Goal of the exercise: Return every entry exactly.

Data lines:
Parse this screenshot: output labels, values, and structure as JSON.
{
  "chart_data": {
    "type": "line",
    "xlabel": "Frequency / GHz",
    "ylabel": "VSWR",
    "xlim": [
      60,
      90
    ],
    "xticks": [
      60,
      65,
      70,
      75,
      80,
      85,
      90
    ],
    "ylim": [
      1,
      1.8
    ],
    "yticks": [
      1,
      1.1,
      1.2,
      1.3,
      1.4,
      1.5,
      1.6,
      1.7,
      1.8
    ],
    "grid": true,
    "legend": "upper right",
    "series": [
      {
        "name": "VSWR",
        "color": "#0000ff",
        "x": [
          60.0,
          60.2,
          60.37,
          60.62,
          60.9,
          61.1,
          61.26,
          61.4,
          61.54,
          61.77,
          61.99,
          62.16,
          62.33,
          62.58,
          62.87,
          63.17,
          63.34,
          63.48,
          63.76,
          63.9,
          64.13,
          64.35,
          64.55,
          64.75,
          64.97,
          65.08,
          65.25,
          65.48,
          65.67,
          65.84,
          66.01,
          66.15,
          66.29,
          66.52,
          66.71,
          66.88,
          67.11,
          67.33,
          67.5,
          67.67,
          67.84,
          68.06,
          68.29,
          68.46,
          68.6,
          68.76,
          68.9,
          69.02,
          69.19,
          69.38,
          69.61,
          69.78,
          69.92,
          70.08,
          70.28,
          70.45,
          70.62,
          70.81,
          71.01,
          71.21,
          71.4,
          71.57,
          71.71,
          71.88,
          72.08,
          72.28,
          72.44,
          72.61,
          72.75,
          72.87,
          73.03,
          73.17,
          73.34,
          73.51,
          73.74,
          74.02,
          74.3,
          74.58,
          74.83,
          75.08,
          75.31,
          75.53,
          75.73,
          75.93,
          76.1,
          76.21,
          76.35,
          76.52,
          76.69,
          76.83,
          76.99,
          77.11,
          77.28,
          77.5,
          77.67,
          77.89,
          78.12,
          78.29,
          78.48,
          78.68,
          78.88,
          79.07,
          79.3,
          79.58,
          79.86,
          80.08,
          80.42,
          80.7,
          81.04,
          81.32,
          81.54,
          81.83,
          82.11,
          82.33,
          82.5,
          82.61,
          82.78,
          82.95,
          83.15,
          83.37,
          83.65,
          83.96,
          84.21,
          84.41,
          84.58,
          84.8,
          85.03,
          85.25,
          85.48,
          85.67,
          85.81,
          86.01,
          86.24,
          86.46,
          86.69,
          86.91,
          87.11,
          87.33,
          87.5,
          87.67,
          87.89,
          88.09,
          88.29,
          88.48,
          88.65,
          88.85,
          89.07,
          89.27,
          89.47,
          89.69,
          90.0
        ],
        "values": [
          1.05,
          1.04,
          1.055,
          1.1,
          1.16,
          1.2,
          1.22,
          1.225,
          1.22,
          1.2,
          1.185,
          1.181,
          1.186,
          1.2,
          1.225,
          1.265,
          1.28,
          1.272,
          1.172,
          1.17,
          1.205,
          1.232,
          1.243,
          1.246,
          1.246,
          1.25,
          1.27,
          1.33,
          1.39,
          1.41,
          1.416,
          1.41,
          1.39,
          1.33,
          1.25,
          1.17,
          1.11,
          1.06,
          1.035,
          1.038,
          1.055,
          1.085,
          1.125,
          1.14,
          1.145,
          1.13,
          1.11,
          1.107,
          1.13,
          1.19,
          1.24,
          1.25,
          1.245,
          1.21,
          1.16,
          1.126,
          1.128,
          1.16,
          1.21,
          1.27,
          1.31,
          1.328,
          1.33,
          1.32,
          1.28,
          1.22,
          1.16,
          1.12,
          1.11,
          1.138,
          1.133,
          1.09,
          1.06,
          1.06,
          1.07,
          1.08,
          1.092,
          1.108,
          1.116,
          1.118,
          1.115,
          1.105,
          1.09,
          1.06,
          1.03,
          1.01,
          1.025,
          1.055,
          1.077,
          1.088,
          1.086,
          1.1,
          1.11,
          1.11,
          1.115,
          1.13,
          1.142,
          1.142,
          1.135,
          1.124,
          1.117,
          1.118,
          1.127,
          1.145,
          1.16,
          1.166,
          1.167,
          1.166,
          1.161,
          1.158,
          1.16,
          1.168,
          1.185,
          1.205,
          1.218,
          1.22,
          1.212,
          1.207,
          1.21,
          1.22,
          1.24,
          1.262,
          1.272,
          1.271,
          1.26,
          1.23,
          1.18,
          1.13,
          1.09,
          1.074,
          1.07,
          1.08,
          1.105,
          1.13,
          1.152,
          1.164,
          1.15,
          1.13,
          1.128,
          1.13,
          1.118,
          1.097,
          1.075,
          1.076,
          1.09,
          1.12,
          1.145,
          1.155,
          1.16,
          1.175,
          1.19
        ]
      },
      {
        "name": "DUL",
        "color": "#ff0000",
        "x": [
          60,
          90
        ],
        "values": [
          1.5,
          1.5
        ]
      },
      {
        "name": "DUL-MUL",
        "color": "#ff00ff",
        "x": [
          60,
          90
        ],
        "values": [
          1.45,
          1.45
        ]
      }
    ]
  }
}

Answer to the task:
Parse this screenshot: output labels, values, and structure as JSON.
{
  "chart_data": {
    "type": "line",
    "xlabel": "Frequency / GHz",
    "ylabel": "VSWR",
    "xlim": [
      60,
      90
    ],
    "xticks": [
      60,
      65,
      70,
      75,
      80,
      85,
      90
    ],
    "ylim": [
      1,
      1.8
    ],
    "yticks": [
      1,
      1.1,
      1.2,
      1.3,
      1.4,
      1.5,
      1.6,
      1.7,
      1.8
    ],
    "grid": true,
    "legend": "upper right",
    "series": [
      {
        "name": "VSWR",
        "color": "#0000ff",
        "x": [
          60.0,
          60.2,
          60.37,
          60.62,
          60.9,
          61.1,
          61.26,
          61.4,
          61.54,
          61.77,
          61.99,
          62.16,
          62.33,
          62.58,
          62.87,
          63.17,
          63.34,
          63.48,
          63.76,
          63.9,
          64.13,
          64.35,
          64.55,
          64.75,
          64.97,
          65.08,
          65.25,
          65.48,
          65.67,
          65.84,
          66.01,
          66.15,
          66.29,
          66.52,
          66.71,
          66.88,
          67.11,
          67.33,
          67.5,
          67.67,
          67.84,
          68.06,
          68.29,
          68.46,
          68.6,
          68.76,
          68.9,
          69.02,
          69.19,
          69.38,
          69.61,
          69.78,
          69.92,
          70.08,
          70.28,
          70.45,
          70.62,
          70.81,
          71.01,
          71.21,
          71.4,
          71.57,
          71.71,
          71.88,
          72.08,
          72.28,
          72.44,
          72.61,
          72.75,
          72.87,
          73.03,
          73.17,
          73.34,
          73.51,
          73.74,
          74.02,
          74.3,
          74.58,
          74.83,
          75.08,
          75.31,
          75.53,
          75.73,
          75.93,
          76.1,
          76.21,
          76.35,
          76.52,
          76.69,
          76.83,
          76.99,
          77.11,
          77.28,
          77.5,
          77.67,
          77.89,
          78.12,
          78.29,
          78.48,
          78.68,
          78.88,
          79.07,
          79.3,
          79.58,
          79.86,
          80.08,
          80.42,
          80.7,
          81.04,
          81.32,
          81.54,
          81.83,
          82.11,
          82.33,
          82.5,
          82.61,
          82.78,
          82.95,
          83.15,
          83.37,
          83.65,
          83.96,
          84.21,
          84.41,
          84.58,
          84.8,
          85.03,
          85.25,
          85.48,
          85.67,
          85.81,
          86.01,
          86.24,
          86.46,
          86.69,
          86.91,
          87.11,
          87.33,
          87.5,
          87.67,
          87.89,
          88.09,
          88.29,
          88.48,
          88.65,
          88.85,
          89.07,
          89.27,
          89.47,
          89.69,
          90.0
        ],
        "values": [
          1.05,
          1.04,
          1.055,
          1.1,
          1.16,
          1.2,
          1.22,
          1.225,
          1.22,
          1.2,
          1.185,
          1.181,
          1.186,
          1.2,
          1.225,
          1.265,
          1.28,
          1.272,
          1.172,
          1.17,
          1.205,
          1.232,
          1.243,
          1.246,
          1.246,
          1.25,
          1.27,
          1.33,
          1.39,
          1.41,
          1.416,
          1.41,
          1.39,
          1.33,
          1.25,
          1.17,
          1.11,
          1.06,
          1.035,
          1.038,
          1.055,
          1.085,
          1.125,
          1.14,
          1.145,
          1.13,
          1.11,
          1.107,
          1.13,
          1.19,
          1.24,
          1.25,
          1.245,
          1.21,
          1.16,
          1.126,
          1.128,
          1.16,
          1.21,
          1.27,
          1.31,
          1.328,
          1.33,
          1.32,
          1.28,
          1.22,
          1.16,
          1.12,
          1.11,
          1.138,
          1.133,
          1.09,
          1.06,
          1.06,
          1.07,
          1.08,
          1.092,
          1.108,
          1.116,
          1.118,
          1.115,
          1.105,
          1.09,
          1.06,
          1.03,
          1.01,
          1.025,
          1.055,
          1.077,
          1.088,
          1.086,
          1.1,
          1.11,
          1.11,
          1.115,
          1.13,
          1.142,
          1.142,
          1.135,
          1.124,
          1.117,
          1.118,
          1.127,
          1.145,
          1.16,
          1.166,
          1.167,
          1.166,
          1.161,
          1.158,
          1.16,
          1.168,
          1.185,
          1.205,
          1.218,
          1.22,
          1.212,
          1.207,
          1.21,
          1.22,
          1.24,
          1.262,
          1.272,
          1.271,
          1.26,
          1.23,
          1.18,
          1.13,
          1.09,
          1.074,
          1.07,
          1.08,
          1.105,
          1.13,
          1.152,
          1.164,
          1.15,
          1.13,
          1.128,
          1.13,
          1.118,
          1.097,
          1.075,
          1.076,
          1.09,
          1.12,
          1.145,
          1.155,
          1.16,
          1.175,
          1.19
        ]
      },
      {
        "name": "DUL",
        "color": "#ff0000",
        "x": [
          60,
          90
        ],
        "values": [
          1.5,
          1.5
        ]
      },
      {
        "name": "DUL-MUL",
        "color": "#ff00ff",
        "x": [
          60,
          90
        ],
        "values": [
          1.45,
          1.45
        ]
      }
    ]
  }
}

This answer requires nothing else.